** Start RECORDS FOR THE TASK **

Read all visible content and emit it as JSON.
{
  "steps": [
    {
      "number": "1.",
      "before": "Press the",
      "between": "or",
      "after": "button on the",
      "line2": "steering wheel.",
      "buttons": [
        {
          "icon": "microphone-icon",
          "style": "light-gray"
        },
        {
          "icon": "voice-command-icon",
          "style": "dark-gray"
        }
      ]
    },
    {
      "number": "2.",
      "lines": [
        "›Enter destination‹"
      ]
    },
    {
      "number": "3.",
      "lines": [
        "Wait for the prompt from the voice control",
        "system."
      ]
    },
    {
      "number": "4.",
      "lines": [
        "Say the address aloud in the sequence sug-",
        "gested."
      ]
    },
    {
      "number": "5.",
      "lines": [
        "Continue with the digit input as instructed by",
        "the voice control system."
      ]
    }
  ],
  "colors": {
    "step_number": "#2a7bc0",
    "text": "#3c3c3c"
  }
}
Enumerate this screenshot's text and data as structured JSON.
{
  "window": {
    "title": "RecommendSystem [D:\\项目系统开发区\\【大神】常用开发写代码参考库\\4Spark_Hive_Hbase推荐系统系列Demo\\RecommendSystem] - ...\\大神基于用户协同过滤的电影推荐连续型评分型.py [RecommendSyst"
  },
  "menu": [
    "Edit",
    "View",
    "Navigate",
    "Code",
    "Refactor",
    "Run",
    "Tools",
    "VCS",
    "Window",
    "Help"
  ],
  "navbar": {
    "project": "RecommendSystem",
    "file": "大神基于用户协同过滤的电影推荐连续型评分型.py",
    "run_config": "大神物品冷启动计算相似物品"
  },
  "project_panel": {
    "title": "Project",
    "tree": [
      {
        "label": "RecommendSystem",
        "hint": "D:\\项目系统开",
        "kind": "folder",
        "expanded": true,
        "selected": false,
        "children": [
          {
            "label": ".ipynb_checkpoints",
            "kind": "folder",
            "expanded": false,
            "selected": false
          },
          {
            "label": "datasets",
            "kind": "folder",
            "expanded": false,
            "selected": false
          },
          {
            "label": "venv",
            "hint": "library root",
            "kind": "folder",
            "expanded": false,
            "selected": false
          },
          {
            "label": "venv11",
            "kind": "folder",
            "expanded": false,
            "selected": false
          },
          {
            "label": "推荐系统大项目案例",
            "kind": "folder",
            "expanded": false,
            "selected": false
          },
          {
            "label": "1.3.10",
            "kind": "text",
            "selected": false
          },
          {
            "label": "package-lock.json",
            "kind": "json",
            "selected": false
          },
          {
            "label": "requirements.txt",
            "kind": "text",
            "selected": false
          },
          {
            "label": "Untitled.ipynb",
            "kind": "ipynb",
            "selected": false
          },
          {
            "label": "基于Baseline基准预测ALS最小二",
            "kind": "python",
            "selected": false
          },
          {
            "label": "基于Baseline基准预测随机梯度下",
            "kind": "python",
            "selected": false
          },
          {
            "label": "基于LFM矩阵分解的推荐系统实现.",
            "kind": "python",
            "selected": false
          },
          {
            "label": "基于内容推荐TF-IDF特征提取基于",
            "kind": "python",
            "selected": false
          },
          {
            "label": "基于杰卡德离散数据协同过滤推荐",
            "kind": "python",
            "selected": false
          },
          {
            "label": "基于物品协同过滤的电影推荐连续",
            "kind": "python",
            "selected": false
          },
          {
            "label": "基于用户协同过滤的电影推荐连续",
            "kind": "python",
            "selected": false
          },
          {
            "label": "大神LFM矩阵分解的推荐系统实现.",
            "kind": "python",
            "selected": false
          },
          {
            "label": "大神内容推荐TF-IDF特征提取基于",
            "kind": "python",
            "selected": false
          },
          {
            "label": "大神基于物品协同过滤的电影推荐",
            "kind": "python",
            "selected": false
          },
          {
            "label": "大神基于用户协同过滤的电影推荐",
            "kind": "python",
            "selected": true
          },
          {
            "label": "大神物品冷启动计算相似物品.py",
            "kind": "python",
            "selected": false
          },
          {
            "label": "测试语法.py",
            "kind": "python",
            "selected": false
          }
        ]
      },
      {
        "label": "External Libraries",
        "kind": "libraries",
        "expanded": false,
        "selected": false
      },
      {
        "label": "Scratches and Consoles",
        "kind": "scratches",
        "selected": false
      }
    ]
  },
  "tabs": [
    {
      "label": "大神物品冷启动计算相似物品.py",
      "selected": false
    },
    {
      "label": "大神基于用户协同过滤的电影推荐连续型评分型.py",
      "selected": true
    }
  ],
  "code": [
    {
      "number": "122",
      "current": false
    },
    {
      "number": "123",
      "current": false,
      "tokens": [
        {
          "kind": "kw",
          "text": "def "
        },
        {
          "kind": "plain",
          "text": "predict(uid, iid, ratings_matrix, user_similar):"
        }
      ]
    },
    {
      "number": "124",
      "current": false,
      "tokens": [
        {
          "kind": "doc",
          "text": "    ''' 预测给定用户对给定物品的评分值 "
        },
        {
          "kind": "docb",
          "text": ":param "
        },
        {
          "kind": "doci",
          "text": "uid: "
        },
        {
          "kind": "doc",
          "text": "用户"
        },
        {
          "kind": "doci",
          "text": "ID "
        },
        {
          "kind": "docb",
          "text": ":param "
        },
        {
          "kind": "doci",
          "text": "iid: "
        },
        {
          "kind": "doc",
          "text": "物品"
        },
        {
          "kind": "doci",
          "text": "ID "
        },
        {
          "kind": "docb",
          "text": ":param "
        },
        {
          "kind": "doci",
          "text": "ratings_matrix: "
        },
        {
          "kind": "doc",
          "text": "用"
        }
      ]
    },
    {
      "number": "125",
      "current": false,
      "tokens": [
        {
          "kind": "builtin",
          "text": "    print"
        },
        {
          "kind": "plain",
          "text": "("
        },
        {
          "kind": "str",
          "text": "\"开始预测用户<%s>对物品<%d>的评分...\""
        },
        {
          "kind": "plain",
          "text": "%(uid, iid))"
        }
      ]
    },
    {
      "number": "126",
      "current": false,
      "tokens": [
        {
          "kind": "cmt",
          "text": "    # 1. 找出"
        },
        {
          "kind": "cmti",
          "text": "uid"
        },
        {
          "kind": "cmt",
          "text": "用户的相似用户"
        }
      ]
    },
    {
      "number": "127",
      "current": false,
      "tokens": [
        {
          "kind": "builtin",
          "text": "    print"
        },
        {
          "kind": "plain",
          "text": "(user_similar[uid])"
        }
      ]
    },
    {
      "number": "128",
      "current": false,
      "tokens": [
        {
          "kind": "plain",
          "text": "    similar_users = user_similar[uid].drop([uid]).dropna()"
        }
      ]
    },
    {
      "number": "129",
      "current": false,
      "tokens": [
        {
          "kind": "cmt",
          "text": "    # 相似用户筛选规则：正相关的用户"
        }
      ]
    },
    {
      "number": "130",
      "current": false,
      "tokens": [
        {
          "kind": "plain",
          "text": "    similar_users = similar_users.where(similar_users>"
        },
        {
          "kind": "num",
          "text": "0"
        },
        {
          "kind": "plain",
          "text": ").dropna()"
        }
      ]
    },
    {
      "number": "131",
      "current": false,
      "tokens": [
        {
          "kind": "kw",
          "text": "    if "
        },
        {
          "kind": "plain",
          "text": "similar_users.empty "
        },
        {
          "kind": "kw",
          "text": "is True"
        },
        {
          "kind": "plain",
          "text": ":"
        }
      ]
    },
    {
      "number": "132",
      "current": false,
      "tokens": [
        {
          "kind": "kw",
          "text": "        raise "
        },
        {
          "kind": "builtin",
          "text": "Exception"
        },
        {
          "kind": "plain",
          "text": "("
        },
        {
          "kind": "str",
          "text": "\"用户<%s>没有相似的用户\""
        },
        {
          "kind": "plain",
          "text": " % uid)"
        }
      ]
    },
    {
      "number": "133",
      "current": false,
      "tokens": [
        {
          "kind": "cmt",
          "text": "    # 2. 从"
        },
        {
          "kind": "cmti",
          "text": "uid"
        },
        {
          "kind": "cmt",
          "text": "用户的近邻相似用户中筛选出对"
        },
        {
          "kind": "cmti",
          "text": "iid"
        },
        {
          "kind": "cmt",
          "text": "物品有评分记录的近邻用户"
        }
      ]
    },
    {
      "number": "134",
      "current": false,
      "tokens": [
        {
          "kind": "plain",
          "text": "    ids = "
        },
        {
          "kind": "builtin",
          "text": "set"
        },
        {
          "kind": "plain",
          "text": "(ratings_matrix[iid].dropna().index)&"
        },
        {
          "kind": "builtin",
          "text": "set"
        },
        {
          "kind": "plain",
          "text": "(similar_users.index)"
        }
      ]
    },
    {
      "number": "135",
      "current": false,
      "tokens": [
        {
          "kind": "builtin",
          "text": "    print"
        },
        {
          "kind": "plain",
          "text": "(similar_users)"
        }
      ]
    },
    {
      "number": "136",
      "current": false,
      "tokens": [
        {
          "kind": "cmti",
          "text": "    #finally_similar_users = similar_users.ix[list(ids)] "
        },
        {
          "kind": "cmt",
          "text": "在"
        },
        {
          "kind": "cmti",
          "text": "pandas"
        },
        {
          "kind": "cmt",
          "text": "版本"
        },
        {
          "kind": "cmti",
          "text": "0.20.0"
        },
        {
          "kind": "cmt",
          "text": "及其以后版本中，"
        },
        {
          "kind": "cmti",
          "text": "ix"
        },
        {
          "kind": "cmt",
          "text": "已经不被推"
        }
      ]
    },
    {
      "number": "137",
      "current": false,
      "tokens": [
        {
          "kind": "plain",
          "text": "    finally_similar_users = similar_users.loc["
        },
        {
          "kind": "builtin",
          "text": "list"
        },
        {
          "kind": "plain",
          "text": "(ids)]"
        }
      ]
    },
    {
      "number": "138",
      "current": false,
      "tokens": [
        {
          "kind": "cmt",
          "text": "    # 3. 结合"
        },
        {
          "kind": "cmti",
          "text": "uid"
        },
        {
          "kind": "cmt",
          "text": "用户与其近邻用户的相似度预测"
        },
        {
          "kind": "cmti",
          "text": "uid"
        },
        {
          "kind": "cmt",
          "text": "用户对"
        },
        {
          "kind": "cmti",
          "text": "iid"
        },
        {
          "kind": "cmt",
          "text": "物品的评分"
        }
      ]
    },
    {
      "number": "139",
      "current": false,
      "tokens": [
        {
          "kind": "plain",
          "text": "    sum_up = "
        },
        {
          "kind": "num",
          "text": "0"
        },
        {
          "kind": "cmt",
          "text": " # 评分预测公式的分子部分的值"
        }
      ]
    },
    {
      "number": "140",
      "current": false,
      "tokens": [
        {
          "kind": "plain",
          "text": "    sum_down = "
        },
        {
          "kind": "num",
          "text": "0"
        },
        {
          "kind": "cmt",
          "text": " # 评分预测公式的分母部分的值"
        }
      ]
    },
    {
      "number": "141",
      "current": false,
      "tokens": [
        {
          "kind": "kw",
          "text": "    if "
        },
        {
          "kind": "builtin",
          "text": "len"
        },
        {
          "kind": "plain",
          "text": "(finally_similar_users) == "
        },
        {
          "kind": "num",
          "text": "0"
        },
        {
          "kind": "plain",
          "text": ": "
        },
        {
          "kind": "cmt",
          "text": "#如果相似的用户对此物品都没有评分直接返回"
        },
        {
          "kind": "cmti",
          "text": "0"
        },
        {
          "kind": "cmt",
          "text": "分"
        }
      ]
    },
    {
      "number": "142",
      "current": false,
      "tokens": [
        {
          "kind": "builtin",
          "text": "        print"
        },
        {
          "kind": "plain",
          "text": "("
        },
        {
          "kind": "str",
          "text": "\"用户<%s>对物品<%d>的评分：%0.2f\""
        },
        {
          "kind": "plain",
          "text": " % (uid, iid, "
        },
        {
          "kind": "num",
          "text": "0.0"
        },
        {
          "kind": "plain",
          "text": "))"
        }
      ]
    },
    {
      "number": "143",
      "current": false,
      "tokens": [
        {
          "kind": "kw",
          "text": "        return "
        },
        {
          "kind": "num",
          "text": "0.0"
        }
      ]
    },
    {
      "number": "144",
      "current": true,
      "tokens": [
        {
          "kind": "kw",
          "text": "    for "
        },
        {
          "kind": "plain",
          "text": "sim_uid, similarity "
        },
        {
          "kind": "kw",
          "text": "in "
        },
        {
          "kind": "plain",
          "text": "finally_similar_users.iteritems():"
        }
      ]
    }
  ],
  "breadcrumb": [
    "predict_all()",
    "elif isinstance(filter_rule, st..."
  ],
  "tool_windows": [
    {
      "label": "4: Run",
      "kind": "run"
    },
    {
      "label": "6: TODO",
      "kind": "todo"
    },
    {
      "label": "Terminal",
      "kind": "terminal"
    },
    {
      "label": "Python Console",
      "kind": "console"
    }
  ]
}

** End RECORDS FOR THE TASK **

▸ **WORK REQUIRED**
Find each line holding the word "list" and copy it.

▸ **RESULT FOR THIS EXERCISE**
          "text": "    #finally_similar_users = similar_users.ix[list(ids)] "
          "text": "list"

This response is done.